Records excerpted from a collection
※ ※ ※
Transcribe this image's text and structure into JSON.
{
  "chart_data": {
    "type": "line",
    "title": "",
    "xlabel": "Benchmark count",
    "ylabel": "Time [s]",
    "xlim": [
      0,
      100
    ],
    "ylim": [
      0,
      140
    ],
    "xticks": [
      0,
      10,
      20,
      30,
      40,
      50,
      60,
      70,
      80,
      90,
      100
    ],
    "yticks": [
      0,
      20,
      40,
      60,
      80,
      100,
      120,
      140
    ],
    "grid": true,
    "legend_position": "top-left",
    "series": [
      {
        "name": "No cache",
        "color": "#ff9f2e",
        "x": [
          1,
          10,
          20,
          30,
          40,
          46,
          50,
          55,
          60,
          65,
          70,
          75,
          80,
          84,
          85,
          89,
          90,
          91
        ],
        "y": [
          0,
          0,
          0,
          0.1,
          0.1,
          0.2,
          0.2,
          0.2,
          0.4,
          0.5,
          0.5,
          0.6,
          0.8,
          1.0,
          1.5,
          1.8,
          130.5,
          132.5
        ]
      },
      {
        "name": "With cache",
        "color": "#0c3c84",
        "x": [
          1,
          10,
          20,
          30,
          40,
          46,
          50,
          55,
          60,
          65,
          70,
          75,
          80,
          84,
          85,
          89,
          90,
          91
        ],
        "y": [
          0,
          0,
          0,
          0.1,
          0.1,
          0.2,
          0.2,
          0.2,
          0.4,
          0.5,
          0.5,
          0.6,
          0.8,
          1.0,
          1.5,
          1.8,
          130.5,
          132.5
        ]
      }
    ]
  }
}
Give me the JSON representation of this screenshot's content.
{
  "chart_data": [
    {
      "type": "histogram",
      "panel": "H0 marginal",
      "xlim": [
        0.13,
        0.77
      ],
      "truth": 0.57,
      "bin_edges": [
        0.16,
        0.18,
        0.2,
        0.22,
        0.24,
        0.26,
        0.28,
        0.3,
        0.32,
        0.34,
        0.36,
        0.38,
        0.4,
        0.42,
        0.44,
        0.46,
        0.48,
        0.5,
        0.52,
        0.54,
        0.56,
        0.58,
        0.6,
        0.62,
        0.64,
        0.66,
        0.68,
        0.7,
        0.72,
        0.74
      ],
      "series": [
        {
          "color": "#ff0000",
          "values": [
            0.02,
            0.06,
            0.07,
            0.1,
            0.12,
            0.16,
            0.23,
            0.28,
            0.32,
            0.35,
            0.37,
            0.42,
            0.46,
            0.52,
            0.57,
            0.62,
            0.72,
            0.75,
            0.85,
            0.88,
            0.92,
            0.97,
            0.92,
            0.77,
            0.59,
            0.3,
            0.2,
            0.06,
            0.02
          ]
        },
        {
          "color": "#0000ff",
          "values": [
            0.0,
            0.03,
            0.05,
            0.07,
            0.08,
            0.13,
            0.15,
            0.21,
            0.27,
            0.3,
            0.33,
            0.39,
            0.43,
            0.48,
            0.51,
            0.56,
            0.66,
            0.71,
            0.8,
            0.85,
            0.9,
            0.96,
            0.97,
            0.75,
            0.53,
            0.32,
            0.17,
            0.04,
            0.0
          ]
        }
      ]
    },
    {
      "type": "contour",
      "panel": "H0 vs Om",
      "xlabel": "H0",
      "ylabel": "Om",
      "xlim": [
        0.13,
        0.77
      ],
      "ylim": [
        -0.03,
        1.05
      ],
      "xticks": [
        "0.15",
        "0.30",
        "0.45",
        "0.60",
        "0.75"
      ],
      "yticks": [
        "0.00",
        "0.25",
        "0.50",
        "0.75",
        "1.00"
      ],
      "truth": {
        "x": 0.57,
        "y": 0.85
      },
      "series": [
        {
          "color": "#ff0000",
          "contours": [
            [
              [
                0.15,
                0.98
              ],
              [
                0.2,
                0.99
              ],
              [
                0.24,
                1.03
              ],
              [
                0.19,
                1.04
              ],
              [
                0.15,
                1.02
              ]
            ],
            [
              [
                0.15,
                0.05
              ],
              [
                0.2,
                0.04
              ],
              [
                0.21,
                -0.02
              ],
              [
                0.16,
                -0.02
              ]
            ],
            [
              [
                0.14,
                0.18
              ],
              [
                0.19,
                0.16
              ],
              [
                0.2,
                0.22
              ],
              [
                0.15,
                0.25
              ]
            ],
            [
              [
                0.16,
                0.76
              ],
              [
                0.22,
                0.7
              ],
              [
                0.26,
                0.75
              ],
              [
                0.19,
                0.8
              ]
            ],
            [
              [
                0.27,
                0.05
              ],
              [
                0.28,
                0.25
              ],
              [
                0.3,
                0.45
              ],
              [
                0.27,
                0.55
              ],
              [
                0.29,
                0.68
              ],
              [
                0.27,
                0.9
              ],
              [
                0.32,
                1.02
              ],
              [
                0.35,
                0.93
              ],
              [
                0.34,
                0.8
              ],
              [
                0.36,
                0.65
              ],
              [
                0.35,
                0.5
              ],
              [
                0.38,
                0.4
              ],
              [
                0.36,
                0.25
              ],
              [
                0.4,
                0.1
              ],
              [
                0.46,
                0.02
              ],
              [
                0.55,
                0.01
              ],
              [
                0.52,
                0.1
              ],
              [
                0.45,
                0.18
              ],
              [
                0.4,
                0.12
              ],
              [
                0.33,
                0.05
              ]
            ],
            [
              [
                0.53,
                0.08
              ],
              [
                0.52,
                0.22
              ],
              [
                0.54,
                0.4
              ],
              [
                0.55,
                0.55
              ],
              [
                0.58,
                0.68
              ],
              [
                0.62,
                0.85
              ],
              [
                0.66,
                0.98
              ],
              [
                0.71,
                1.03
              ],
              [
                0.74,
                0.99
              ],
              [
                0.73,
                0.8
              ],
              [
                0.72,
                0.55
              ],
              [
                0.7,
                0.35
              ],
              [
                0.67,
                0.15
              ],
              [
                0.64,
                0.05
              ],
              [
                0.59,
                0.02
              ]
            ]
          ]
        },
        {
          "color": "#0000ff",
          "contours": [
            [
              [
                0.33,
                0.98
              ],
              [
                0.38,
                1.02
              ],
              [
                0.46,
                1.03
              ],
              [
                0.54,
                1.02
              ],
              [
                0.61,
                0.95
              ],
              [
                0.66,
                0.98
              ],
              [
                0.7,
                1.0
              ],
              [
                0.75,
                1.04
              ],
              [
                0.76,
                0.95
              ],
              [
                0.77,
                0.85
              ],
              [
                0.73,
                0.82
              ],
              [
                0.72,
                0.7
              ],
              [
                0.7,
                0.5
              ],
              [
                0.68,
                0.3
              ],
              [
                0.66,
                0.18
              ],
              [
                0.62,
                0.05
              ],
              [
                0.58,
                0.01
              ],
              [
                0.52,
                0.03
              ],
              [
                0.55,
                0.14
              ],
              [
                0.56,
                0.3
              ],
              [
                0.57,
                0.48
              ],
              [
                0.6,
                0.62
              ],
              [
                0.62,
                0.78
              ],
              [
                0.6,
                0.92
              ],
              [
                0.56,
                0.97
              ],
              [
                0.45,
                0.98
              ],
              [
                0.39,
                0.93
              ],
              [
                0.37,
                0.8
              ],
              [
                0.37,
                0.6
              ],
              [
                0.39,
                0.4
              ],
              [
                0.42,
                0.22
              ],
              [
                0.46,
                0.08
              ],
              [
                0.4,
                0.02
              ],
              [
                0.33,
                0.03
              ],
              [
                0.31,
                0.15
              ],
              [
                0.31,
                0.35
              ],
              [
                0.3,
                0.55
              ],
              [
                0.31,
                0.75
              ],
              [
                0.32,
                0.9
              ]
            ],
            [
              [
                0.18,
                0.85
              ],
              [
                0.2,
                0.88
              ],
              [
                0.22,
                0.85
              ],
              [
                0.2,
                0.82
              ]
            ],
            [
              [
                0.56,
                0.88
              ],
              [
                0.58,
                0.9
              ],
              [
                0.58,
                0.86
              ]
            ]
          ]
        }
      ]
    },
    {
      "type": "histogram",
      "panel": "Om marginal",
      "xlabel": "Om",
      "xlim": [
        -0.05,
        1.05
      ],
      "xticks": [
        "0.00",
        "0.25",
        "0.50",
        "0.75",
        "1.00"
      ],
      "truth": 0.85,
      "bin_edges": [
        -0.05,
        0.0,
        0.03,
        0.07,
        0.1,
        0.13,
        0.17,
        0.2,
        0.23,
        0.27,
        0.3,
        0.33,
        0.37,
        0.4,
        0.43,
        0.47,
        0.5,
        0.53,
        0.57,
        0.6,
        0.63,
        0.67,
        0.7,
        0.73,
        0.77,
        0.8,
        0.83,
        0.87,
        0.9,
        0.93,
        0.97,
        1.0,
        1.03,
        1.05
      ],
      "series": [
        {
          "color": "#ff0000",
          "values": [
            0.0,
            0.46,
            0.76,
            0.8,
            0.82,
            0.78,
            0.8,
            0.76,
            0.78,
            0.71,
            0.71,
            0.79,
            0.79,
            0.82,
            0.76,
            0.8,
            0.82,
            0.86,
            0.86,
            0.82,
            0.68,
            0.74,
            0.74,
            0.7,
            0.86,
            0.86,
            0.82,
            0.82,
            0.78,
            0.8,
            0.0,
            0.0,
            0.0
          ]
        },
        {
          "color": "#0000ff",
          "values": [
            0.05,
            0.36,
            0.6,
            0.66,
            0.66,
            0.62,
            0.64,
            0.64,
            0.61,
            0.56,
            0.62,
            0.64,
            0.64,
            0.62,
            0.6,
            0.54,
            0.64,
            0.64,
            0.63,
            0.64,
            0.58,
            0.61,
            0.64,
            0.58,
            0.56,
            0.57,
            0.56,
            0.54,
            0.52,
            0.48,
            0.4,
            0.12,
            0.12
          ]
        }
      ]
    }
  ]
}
※ ※ ※
Each line above that holds the string "panel" should be copied and shown.

| Solution for this task |
      "panel": "H0 marginal",
      "panel": "H0 vs Om",
      "panel": "Om marginal",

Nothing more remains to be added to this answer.